**Problem description**
Please determine how many lines of the material include the word "novembre", and respond with nothing but that number.

***

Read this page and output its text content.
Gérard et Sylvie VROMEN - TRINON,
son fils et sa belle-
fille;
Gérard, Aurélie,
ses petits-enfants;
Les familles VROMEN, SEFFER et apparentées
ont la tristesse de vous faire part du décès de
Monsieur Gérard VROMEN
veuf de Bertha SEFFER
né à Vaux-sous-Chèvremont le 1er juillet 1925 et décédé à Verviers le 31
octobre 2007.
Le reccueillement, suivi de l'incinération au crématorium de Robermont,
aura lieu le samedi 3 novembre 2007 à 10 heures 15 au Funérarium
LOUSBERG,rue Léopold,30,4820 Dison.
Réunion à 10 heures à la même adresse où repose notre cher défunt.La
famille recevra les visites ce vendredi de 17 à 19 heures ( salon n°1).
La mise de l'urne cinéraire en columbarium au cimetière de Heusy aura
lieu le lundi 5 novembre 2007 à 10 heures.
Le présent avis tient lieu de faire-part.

***

**Solution below**
2